# Data provided:
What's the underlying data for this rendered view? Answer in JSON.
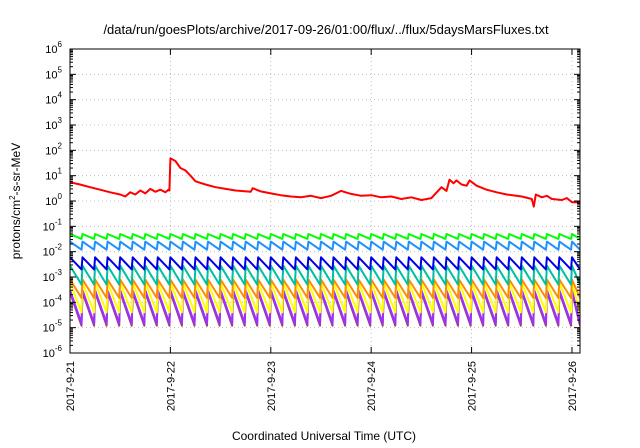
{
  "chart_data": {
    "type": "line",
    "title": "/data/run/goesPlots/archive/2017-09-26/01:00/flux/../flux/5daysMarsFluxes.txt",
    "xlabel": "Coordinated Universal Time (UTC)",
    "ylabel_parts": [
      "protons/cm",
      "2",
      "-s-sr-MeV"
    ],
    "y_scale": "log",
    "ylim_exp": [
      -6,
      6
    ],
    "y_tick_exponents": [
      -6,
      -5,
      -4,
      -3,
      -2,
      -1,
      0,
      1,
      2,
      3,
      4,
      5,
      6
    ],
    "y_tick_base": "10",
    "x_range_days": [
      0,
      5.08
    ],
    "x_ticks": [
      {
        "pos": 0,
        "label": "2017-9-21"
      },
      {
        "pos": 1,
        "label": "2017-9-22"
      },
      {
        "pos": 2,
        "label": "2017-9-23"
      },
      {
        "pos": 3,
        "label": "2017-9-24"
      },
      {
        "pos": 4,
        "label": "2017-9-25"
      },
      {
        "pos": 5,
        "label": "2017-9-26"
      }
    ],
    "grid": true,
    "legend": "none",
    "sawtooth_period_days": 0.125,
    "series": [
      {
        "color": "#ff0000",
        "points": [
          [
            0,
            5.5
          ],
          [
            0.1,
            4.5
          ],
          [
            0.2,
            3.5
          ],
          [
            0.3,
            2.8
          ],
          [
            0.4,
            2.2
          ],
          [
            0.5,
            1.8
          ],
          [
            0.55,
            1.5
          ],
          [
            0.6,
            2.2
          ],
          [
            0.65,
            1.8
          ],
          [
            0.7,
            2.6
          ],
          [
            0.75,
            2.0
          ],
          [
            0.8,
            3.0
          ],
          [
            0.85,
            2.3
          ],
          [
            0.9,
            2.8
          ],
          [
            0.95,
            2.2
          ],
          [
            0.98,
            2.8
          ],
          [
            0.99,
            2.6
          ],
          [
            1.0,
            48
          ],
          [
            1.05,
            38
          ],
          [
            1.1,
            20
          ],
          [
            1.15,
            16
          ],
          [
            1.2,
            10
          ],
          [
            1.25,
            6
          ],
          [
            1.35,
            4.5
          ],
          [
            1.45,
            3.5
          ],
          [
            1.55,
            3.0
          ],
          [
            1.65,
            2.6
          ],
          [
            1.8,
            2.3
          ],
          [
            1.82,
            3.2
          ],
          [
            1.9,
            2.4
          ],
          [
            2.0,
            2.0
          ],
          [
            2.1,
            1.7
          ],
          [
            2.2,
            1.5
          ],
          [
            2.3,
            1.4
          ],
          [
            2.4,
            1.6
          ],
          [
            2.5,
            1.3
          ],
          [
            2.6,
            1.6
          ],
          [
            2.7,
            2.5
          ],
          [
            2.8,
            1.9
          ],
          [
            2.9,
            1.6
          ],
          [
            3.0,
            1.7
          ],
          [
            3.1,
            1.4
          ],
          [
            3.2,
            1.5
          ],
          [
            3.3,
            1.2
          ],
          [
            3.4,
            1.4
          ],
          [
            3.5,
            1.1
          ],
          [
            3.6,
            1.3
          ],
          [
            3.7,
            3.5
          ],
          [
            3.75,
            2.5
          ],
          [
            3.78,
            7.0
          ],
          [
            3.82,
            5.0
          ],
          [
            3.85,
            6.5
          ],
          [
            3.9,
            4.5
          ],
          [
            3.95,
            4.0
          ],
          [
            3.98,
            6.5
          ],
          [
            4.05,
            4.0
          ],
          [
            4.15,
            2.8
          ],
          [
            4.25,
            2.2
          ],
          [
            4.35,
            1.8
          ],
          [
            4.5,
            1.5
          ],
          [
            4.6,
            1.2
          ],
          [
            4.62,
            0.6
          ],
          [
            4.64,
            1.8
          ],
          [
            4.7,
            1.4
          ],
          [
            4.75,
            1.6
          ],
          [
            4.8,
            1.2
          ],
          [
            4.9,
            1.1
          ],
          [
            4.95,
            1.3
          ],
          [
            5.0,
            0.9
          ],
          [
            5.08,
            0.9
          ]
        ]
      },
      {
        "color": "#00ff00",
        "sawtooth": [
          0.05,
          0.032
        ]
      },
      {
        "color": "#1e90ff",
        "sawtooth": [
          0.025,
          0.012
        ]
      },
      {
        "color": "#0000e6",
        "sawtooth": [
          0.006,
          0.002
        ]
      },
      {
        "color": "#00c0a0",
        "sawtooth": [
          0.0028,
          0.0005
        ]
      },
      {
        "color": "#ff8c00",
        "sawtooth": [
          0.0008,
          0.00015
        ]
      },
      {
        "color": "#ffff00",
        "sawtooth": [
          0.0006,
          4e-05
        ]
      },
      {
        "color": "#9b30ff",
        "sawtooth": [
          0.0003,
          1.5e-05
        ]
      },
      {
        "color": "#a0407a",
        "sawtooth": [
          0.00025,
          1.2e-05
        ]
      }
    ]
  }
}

# Task prompt:
Go through the listing above and return every line where the word "color" occurs.

# Worked answer:
        "color": "#ff0000",
        "color": "#00ff00",
        "color": "#1e90ff",
        "color": "#0000e6",
        "color": "#00c0a0",
        "color": "#ff8c00",
        "color": "#ffff00",
        "color": "#9b30ff",
        "color": "#a0407a",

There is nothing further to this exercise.